** BRIEF **
Report how many lines contain the word "this", with no other text.

Rows from a figure dataset
— begin —
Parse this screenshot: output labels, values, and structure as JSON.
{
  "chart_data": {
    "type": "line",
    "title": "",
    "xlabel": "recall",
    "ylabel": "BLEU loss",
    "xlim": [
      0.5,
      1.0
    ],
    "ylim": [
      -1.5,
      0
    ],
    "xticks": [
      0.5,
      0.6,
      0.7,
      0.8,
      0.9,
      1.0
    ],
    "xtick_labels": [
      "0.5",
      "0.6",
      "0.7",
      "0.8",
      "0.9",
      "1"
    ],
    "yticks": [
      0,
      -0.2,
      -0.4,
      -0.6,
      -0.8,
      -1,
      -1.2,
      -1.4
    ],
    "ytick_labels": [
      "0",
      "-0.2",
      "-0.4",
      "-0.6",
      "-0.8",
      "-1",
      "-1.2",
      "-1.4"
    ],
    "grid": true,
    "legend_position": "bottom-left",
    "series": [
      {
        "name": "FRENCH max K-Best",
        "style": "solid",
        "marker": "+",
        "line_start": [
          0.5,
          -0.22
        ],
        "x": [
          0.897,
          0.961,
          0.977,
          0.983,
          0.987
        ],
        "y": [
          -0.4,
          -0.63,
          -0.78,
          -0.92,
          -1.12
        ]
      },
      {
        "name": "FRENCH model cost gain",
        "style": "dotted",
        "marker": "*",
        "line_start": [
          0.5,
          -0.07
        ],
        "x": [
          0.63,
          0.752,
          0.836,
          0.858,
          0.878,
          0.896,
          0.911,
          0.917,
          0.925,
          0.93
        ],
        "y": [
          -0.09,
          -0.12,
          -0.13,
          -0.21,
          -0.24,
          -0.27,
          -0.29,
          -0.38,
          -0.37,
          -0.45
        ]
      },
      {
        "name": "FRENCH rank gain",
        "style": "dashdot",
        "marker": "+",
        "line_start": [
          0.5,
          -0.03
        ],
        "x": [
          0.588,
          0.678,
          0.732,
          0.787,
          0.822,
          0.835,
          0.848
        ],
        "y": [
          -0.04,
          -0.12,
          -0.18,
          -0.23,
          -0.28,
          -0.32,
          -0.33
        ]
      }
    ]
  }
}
— end —
— begin —
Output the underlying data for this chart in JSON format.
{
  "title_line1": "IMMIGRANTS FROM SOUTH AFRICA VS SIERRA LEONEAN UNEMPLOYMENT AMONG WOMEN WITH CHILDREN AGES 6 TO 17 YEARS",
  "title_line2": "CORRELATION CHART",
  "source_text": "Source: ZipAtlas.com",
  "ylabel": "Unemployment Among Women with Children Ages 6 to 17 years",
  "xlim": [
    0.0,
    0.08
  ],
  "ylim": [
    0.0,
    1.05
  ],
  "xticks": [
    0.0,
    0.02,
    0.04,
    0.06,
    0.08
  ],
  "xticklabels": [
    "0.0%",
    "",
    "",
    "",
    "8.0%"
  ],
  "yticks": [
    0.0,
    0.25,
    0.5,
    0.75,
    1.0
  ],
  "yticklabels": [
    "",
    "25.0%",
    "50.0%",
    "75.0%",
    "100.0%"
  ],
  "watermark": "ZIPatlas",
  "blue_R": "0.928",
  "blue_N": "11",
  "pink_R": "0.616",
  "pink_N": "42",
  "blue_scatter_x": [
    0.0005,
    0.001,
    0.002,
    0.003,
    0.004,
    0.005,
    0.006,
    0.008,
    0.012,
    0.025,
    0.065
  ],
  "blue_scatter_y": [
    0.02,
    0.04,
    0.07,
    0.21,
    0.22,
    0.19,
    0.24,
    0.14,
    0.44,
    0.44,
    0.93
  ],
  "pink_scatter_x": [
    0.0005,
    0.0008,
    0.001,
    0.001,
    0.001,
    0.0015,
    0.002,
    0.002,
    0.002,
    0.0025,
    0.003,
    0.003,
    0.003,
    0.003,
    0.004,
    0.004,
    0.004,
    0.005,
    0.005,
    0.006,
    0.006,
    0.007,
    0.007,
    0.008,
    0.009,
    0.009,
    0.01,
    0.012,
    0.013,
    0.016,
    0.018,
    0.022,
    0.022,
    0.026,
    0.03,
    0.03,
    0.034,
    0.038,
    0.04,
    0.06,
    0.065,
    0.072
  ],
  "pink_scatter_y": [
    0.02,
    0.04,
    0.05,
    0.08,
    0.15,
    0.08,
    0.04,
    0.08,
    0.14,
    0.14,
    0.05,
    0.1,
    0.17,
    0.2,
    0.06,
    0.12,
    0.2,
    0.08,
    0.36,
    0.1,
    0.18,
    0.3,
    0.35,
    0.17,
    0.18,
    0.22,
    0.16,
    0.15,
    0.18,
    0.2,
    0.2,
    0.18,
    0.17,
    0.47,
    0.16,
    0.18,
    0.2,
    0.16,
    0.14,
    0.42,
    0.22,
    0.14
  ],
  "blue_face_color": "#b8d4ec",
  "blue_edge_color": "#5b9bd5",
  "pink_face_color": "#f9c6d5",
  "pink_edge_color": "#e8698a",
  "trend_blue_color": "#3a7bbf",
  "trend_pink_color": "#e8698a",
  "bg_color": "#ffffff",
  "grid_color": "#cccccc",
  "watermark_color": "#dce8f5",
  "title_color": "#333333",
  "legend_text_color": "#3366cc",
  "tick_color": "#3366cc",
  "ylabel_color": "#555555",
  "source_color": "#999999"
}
— end —
** THE COMPLETED TASK **
2